_Given instruction_.
Lines containing the string "controller" are to be collected in full.

_Listed entries_.
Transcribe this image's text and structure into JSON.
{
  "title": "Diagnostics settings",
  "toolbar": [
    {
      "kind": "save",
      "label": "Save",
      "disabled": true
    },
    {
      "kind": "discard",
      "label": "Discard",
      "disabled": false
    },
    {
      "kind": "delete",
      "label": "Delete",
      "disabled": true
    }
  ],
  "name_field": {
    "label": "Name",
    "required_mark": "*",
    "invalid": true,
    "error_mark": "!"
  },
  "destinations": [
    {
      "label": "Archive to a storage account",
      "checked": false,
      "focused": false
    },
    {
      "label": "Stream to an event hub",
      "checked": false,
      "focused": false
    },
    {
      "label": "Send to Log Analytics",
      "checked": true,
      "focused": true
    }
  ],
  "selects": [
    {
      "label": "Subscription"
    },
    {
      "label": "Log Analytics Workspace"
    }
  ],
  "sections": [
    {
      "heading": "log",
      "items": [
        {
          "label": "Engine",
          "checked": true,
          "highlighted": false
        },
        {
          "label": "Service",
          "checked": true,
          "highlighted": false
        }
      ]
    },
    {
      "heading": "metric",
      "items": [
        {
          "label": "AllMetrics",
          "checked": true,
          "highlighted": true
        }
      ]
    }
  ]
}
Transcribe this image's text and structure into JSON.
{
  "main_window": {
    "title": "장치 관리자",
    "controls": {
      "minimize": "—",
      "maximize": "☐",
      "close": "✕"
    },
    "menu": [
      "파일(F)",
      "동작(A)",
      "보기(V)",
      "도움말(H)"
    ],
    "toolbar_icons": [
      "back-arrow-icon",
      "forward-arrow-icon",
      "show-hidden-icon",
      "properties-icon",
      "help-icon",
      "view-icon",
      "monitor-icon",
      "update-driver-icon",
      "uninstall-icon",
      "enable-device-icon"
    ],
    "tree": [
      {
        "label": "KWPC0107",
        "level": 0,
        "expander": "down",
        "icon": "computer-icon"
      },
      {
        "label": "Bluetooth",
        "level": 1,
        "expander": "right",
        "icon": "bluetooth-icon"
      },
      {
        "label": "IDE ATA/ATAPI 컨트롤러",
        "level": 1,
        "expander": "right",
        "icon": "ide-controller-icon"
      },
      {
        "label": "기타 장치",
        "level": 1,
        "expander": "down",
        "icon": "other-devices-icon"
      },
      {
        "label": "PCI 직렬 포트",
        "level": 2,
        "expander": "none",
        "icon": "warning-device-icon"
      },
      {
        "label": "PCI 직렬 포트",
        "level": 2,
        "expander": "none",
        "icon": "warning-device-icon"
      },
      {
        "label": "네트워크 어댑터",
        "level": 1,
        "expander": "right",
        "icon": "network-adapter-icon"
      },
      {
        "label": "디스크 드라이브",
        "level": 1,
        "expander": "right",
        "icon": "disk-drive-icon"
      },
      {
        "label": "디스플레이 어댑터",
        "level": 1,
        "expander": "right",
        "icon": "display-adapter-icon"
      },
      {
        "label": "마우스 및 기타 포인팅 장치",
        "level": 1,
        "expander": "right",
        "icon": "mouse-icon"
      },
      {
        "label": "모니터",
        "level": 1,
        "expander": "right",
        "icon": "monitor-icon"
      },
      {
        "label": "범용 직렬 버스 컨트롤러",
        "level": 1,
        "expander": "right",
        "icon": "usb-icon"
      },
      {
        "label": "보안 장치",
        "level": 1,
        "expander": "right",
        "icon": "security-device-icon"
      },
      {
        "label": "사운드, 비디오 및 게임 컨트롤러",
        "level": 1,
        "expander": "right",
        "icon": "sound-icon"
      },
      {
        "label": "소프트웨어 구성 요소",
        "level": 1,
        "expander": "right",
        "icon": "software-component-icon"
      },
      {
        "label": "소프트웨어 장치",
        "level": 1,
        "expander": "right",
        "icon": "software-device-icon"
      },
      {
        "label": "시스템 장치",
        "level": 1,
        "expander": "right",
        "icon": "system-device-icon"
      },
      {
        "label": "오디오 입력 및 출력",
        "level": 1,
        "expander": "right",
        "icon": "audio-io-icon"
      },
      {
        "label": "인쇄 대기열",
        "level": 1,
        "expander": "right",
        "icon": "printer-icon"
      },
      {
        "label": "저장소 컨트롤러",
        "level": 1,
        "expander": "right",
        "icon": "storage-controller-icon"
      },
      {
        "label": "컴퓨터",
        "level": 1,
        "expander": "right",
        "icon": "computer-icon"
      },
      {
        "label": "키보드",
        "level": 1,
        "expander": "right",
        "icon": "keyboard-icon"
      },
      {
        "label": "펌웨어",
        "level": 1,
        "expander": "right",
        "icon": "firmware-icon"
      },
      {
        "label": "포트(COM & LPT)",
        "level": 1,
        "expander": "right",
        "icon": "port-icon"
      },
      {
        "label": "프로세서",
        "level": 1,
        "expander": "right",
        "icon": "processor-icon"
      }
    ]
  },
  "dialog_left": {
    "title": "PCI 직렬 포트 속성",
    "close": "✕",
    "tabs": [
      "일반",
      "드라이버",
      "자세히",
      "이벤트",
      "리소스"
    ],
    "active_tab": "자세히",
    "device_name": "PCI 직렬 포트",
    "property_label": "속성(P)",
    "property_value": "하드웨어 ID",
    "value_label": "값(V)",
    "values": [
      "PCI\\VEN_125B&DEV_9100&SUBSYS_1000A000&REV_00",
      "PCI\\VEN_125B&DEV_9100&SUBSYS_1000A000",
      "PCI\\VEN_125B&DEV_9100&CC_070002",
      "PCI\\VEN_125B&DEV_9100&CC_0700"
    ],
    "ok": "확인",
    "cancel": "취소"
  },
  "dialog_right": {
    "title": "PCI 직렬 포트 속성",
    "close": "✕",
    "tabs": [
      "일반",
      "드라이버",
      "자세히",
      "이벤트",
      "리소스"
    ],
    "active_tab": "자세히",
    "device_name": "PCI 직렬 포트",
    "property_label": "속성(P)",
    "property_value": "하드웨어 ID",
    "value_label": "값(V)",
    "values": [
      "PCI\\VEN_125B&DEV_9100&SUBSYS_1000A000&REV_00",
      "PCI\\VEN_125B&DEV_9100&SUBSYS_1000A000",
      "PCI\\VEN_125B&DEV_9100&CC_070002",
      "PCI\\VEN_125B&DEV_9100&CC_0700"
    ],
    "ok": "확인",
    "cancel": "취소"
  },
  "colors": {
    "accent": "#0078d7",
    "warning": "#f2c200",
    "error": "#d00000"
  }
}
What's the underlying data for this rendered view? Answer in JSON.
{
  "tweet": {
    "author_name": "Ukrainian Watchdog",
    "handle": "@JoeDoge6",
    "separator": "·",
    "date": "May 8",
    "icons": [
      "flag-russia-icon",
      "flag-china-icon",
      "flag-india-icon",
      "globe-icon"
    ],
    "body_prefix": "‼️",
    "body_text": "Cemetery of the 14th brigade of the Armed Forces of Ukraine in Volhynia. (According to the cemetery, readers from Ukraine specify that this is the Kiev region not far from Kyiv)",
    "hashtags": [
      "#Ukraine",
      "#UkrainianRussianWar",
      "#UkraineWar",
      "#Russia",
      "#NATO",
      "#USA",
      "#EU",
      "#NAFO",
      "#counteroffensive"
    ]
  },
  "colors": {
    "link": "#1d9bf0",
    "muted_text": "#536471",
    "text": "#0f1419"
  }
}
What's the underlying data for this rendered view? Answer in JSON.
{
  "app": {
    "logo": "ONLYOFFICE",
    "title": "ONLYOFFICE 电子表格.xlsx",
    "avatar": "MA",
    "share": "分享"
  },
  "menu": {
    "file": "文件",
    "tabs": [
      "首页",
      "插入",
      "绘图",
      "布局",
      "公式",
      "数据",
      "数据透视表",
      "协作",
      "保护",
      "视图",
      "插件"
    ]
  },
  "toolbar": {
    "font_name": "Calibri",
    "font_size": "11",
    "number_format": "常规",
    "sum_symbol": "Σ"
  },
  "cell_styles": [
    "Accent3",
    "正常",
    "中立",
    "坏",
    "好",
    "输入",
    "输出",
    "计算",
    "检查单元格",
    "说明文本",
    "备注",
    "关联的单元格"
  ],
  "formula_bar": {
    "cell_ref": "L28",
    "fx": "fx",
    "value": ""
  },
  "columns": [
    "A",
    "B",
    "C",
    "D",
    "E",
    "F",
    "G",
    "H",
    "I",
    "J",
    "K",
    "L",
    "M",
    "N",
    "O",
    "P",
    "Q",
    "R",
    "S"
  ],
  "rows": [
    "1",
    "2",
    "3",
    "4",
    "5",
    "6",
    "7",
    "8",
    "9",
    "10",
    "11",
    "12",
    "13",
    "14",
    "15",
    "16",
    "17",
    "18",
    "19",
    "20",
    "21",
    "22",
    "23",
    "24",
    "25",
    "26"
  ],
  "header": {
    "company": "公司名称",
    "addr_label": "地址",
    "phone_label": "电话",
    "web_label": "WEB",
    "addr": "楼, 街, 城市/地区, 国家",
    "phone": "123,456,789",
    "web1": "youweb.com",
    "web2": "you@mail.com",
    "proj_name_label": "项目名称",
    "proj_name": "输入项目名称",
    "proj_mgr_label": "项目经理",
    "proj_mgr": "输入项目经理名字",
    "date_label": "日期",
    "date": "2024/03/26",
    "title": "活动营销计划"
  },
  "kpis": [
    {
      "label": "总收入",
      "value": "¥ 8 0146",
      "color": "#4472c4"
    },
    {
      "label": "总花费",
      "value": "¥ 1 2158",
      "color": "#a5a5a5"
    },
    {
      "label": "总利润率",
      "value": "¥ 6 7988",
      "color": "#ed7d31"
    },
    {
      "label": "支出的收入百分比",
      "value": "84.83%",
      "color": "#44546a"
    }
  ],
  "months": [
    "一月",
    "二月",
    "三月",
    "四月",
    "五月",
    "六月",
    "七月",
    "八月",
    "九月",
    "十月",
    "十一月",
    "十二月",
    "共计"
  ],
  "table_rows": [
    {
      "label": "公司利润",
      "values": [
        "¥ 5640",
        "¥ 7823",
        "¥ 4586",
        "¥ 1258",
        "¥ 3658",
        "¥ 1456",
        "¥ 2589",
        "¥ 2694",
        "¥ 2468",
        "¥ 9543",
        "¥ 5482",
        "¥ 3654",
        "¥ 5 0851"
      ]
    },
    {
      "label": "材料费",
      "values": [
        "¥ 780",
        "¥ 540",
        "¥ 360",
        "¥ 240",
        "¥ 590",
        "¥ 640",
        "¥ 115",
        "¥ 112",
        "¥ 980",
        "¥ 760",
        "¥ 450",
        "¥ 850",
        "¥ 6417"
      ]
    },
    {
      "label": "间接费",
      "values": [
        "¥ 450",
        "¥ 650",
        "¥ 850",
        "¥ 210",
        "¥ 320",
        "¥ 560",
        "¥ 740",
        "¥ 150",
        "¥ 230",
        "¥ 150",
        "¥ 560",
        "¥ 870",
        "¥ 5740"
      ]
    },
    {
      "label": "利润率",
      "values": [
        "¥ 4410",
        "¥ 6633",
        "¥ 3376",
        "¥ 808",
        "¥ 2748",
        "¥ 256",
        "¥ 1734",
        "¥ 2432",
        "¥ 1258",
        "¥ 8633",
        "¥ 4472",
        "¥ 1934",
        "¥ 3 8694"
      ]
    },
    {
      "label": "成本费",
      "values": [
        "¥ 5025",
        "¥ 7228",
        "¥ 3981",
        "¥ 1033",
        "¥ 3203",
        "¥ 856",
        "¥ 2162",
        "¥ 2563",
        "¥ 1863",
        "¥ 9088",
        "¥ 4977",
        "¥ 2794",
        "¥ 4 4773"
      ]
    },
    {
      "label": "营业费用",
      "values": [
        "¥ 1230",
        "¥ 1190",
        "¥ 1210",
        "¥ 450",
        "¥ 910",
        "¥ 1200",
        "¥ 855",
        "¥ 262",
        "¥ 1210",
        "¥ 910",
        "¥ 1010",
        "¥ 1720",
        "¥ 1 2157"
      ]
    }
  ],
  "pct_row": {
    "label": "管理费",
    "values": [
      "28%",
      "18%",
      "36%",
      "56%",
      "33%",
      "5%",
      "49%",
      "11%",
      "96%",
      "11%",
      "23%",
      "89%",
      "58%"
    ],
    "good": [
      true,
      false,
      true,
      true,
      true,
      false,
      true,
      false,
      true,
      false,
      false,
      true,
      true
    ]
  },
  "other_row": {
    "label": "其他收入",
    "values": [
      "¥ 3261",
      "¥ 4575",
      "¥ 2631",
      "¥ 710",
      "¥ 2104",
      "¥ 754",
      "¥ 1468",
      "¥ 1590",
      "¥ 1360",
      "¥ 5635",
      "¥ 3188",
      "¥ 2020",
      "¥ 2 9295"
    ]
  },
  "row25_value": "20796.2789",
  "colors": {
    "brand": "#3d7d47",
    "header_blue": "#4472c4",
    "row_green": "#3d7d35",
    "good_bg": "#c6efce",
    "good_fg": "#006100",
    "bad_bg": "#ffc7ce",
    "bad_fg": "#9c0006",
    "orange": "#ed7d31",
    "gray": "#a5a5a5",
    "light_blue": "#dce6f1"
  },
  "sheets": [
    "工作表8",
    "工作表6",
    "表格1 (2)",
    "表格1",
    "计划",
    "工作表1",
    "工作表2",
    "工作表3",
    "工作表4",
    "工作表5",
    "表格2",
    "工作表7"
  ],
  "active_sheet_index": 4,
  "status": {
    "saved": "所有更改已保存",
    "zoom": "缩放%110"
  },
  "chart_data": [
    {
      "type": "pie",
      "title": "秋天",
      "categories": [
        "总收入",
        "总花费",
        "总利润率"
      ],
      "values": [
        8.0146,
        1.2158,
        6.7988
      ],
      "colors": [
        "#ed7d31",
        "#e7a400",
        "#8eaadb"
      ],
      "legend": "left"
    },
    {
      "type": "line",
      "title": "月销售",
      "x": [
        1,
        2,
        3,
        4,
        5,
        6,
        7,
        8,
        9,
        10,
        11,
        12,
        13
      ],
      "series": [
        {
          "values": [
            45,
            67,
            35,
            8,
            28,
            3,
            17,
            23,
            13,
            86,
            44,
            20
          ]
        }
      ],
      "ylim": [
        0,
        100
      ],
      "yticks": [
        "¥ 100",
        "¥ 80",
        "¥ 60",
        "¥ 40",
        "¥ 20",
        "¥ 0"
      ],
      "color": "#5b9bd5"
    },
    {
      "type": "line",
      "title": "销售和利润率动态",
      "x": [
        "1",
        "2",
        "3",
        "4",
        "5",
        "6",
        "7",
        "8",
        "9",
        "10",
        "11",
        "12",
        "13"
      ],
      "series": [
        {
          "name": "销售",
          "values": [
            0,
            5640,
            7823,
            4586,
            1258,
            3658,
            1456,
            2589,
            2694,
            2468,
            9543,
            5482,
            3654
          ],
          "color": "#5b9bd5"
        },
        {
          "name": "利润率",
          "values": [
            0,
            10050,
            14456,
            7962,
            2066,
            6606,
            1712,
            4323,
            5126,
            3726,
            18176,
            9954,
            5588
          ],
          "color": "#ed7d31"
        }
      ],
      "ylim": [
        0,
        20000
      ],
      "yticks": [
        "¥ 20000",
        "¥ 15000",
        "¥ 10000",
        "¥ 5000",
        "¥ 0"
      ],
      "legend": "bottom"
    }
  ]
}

_The response_.
        "icon": "ide-controller-icon"
        "icon": "storage-controller-icon"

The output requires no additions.